Prompt: Say how many lines contain the word "this". Only the number should be given.
>>>
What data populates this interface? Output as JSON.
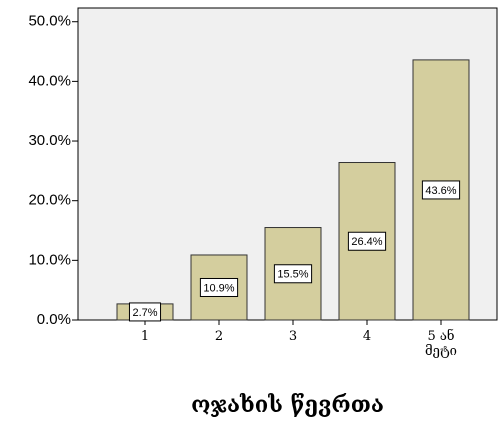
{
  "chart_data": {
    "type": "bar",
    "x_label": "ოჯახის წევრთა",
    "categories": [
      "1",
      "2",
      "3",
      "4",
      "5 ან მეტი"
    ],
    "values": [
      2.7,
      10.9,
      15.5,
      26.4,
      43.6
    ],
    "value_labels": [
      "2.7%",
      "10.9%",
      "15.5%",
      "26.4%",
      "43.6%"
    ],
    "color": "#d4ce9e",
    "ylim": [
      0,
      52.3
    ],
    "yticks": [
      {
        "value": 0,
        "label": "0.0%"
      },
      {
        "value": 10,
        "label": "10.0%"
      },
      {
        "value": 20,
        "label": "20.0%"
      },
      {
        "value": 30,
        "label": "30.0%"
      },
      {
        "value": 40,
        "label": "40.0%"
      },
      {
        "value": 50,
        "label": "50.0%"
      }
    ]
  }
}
<<<
>>>
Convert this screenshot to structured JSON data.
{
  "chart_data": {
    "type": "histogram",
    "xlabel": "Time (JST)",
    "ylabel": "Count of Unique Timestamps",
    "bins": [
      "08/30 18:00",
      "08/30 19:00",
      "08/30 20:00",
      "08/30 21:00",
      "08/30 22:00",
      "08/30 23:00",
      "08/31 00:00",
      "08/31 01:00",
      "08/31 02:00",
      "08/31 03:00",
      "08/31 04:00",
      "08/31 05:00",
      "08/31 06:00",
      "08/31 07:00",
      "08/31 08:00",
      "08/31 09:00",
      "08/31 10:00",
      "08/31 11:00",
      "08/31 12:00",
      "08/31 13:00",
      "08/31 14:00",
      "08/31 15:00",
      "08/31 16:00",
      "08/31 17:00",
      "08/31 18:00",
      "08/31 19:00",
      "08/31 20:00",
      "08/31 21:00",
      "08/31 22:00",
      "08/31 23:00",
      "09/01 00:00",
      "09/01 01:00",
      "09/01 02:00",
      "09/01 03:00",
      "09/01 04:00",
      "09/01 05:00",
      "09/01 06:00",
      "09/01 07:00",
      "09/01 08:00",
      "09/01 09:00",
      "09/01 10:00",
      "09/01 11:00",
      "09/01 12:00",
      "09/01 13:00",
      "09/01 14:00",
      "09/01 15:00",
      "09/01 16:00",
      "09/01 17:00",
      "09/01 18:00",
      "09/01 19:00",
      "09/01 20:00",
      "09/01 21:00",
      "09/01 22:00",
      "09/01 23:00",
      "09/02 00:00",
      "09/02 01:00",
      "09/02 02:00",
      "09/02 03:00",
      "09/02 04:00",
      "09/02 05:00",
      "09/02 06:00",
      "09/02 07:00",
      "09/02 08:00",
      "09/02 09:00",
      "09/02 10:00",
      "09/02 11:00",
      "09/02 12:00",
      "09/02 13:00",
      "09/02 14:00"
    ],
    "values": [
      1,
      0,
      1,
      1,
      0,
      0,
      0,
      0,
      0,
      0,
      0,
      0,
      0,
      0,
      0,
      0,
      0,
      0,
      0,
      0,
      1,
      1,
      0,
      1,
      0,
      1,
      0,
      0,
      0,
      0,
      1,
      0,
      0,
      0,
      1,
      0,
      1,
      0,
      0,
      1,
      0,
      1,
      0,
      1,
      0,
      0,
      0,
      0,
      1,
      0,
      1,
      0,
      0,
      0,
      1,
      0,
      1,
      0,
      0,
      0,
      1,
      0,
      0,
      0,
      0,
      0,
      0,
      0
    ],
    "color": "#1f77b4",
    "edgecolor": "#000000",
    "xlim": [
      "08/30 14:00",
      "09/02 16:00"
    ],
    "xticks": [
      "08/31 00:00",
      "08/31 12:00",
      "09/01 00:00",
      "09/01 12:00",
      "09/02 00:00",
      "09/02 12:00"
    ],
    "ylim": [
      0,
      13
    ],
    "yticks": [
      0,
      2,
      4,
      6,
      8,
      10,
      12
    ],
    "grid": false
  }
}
<<<
Reply: 2